_Material supplied:_
===============

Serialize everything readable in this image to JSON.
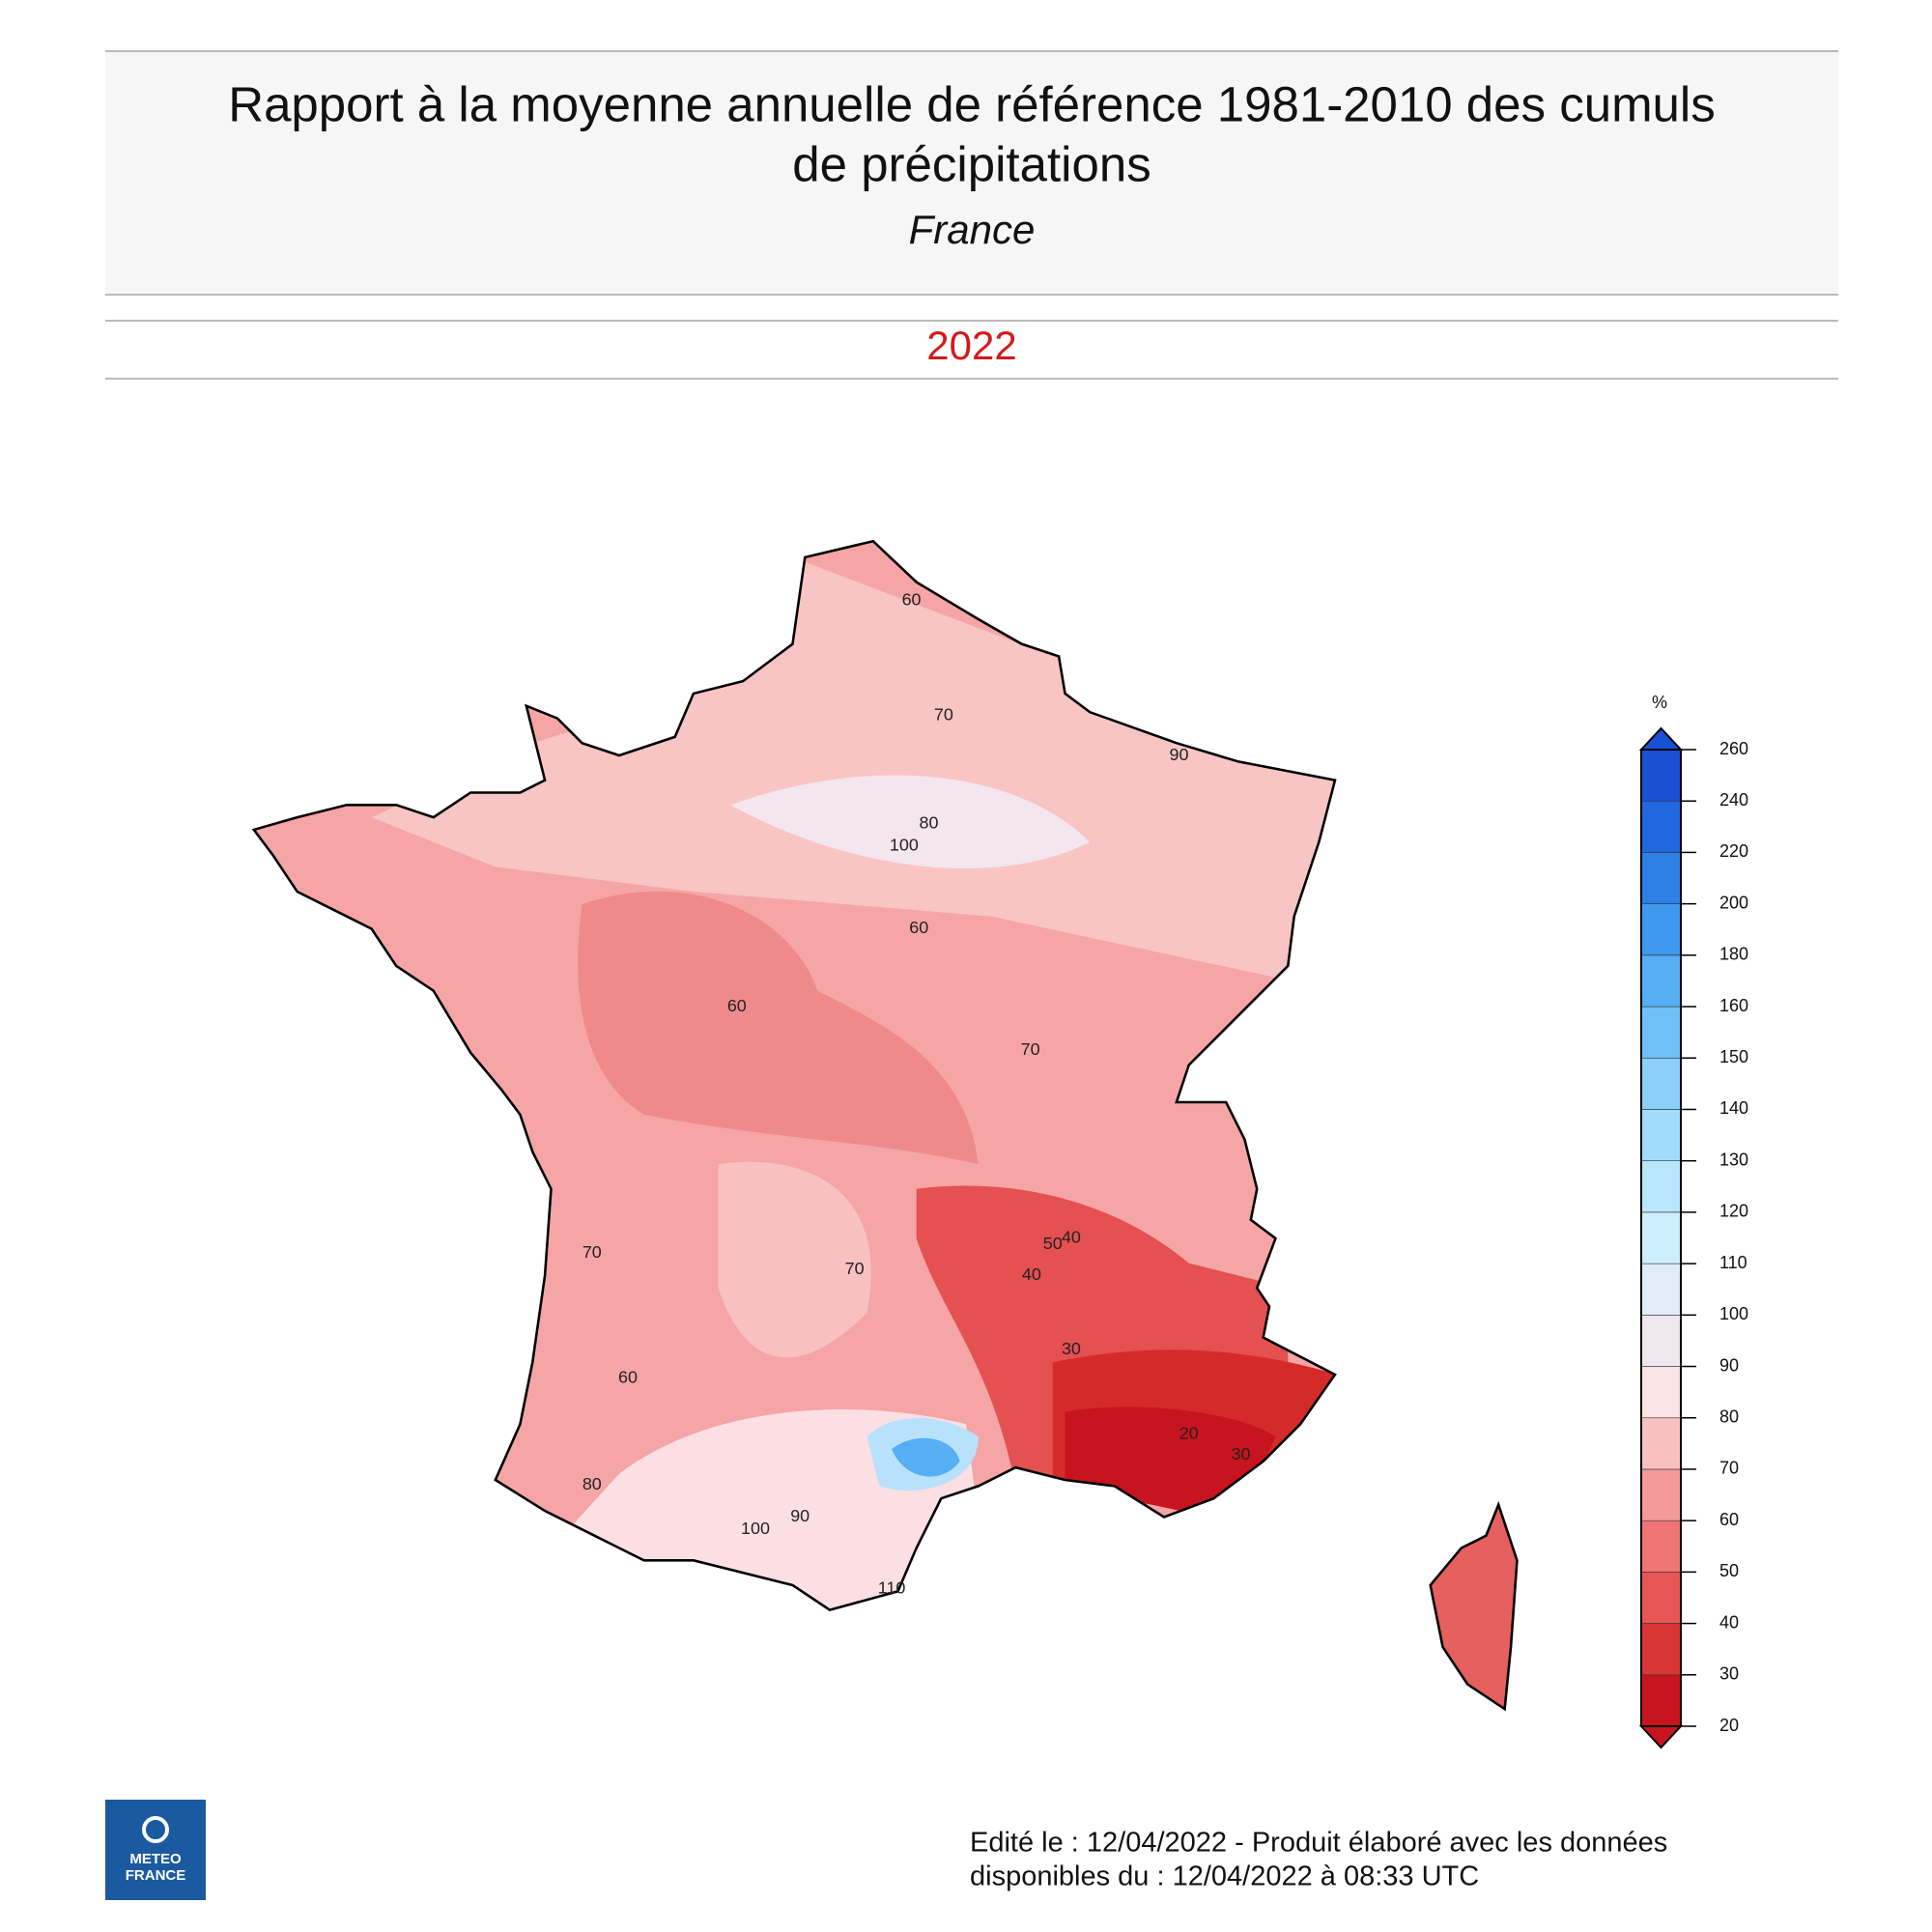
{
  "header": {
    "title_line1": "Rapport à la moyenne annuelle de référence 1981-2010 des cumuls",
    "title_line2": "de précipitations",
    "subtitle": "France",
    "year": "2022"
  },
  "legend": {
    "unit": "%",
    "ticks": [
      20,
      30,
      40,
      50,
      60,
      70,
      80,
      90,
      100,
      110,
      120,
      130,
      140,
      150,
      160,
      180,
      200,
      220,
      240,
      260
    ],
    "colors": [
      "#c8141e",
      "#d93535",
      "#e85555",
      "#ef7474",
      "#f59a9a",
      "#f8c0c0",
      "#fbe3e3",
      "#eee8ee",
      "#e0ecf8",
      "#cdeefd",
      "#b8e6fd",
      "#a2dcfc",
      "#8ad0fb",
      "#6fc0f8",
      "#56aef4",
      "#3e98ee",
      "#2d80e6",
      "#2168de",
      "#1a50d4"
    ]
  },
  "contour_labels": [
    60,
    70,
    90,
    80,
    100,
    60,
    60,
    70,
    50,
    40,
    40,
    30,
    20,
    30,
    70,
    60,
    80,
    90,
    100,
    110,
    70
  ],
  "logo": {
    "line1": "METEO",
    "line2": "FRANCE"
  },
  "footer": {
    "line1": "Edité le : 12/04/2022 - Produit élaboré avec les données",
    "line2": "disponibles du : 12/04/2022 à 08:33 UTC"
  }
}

===============

Reproduce each record from above exactly; pictures do not belong in the copy.

Serialize everything readable in this image to JSON.
{
  "header": {
    "title_line1": "Rapport à la moyenne annuelle de référence 1981-2010 des cumuls",
    "title_line2": "de précipitations",
    "subtitle": "France",
    "year": "2022"
  },
  "legend": {
    "unit": "%",
    "ticks": [
      20,
      30,
      40,
      50,
      60,
      70,
      80,
      90,
      100,
      110,
      120,
      130,
      140,
      150,
      160,
      180,
      200,
      220,
      240,
      260
    ],
    "colors": [
      "#c8141e",
      "#d93535",
      "#e85555",
      "#ef7474",
      "#f59a9a",
      "#f8c0c0",
      "#fbe3e3",
      "#eee8ee",
      "#e0ecf8",
      "#cdeefd",
      "#b8e6fd",
      "#a2dcfc",
      "#8ad0fb",
      "#6fc0f8",
      "#56aef4",
      "#3e98ee",
      "#2d80e6",
      "#2168de",
      "#1a50d4"
    ]
  },
  "contour_labels": [
    60,
    70,
    90,
    80,
    100,
    60,
    60,
    70,
    50,
    40,
    40,
    30,
    20,
    30,
    70,
    60,
    80,
    90,
    100,
    110,
    70
  ],
  "logo": {
    "line1": "METEO",
    "line2": "FRANCE"
  },
  "footer": {
    "line1": "Edité le : 12/04/2022 - Produit élaboré avec les données",
    "line2": "disponibles du : 12/04/2022 à 08:33 UTC"
  }
}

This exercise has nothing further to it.